Sempre que vou a shows em teatro fico imaginando o quanto seria
mais interessante ouvir o cantor/instrumentista sem que a plateia
batesse palmas ou cantasse junto.
Justifico a necessidade de silêncio não por demofobia, tão em voga
na sociedade brasileira atualmente, mas pelo fato de que se vamos
ao teatro assistir ao artista preferido não o será para ficar ouvindo
um chato desafinado ao lado que nem a letra sabe cantar.
O maestro e pianista Daniel Baremboim em "a música desperta o tempo"
afirma que "o som não é independente - não existe por si mesmo, mas tem
uma relação permanente, constante e inevitável com o silêncio".
O maestro argentino exemplifica na Sonata Op.13 de Beethoven,
mais conhecida como Sonata Patética, quando a música é propositalmente
a interrupção do silêncio, enquanto que na Sonata para piano Opus 109, também
de Beethoven, a música se desenvolve como continuação do silêncio.
Por fim, o silêncio sempre significará o final da música e quando este final se der
como uma morte lenta e agonizante as palmas da plateia quebrarão seu efeito.
Completa o maestro argentino: "por isso é tão desagradável quando a plateia entusiasmada aplaude antes que o último som tenha desaparecido lentamente,
porque há um momento final de expressão, que é precisamente a relação entre
o fim do som e o começo do silêncio que vem em seguida. Neste aspecto, a
música é um espelho da vida, pois ambas começam e terminam do nada.".

● **DADOS ARMAZENADOS**:

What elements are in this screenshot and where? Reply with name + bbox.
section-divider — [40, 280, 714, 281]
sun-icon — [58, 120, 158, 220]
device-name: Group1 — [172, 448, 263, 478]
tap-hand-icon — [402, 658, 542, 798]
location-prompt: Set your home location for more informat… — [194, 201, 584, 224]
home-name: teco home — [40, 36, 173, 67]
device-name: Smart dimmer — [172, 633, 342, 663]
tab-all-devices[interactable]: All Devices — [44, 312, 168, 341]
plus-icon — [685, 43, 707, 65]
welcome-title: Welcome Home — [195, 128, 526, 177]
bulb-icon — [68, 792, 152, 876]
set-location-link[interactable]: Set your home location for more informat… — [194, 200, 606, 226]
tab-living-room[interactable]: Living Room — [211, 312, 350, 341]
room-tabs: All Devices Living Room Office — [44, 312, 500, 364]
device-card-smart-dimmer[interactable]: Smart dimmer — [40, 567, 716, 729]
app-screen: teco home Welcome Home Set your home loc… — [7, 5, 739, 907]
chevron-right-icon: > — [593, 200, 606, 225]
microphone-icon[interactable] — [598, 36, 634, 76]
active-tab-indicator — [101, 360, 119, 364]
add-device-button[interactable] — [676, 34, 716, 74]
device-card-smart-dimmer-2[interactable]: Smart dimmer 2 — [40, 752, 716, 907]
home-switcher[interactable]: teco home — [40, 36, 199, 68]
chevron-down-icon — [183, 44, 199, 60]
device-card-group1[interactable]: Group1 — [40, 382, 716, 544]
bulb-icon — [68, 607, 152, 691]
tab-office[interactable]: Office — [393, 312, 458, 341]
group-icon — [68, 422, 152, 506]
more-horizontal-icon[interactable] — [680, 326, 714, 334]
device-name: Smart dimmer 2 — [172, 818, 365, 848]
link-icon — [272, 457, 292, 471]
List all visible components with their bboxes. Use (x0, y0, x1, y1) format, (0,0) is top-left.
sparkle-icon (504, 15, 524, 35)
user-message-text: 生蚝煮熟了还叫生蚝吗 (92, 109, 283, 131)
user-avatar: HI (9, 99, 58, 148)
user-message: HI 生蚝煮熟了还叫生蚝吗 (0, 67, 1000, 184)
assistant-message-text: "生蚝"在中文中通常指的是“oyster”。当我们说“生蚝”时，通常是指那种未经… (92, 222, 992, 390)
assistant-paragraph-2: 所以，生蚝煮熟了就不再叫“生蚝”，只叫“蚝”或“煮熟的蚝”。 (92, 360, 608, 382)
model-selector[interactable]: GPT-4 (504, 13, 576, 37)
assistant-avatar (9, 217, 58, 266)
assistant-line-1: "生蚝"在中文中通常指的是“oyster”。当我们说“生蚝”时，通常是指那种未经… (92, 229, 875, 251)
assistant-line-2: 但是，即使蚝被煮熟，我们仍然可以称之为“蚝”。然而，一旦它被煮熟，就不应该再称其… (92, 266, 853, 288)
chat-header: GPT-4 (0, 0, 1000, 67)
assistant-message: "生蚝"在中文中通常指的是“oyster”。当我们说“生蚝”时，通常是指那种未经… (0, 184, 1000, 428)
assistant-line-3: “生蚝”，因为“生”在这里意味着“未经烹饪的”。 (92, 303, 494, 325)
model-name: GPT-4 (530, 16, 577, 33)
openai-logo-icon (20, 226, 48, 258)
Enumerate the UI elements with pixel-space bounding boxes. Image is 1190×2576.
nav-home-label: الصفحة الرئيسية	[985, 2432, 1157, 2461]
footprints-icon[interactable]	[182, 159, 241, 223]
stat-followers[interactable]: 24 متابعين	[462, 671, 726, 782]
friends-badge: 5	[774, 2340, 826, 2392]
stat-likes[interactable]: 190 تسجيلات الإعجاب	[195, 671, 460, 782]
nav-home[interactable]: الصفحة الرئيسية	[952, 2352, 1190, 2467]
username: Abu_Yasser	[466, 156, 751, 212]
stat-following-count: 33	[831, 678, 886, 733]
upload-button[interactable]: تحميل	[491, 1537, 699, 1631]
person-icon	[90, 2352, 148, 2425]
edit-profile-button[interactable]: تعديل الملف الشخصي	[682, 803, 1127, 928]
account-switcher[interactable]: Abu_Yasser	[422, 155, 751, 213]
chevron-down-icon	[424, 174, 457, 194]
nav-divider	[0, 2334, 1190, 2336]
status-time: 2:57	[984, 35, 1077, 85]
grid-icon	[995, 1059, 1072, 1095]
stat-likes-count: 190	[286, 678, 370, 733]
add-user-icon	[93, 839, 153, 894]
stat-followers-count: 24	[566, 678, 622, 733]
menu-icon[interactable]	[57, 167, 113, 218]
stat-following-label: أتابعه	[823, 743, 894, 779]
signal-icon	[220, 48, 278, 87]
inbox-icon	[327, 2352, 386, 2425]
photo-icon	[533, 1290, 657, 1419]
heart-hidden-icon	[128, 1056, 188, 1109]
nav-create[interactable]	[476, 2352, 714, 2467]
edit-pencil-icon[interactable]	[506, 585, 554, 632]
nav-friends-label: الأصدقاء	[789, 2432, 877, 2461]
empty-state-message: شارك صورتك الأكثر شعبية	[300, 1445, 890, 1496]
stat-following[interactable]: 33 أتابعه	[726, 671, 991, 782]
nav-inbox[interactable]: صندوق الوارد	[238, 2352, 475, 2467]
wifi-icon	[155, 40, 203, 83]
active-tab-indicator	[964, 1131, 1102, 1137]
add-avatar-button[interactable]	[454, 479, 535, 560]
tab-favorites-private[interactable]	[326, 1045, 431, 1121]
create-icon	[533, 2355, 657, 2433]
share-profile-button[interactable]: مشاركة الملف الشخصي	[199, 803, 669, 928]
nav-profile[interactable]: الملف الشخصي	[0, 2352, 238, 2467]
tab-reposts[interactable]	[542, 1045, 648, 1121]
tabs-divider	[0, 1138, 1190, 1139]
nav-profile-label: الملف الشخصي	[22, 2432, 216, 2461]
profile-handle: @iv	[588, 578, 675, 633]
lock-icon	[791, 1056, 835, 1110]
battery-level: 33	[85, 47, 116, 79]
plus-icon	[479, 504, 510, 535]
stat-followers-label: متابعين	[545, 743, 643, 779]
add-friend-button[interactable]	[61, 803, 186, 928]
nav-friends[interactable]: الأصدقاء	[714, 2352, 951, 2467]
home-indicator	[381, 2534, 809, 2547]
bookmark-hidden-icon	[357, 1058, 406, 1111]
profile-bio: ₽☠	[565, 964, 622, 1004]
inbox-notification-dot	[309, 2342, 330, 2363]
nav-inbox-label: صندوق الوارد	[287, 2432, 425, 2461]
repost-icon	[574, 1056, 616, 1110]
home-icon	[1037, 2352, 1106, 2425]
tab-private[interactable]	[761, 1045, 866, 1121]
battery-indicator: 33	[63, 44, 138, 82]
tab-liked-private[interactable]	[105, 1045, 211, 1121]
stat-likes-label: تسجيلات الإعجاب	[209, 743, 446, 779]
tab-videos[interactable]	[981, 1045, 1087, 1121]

● **O QUE SE PEDE**:
No trecho, segundo o exemplo de Baremboim, como a música se desenvolve na Sonata para piano Opus 109 de Beethoven? As linhas são um material à parte, independente do trecho.

● **RESPOSTA A SEGUIR**:
Como continuação do silêncio.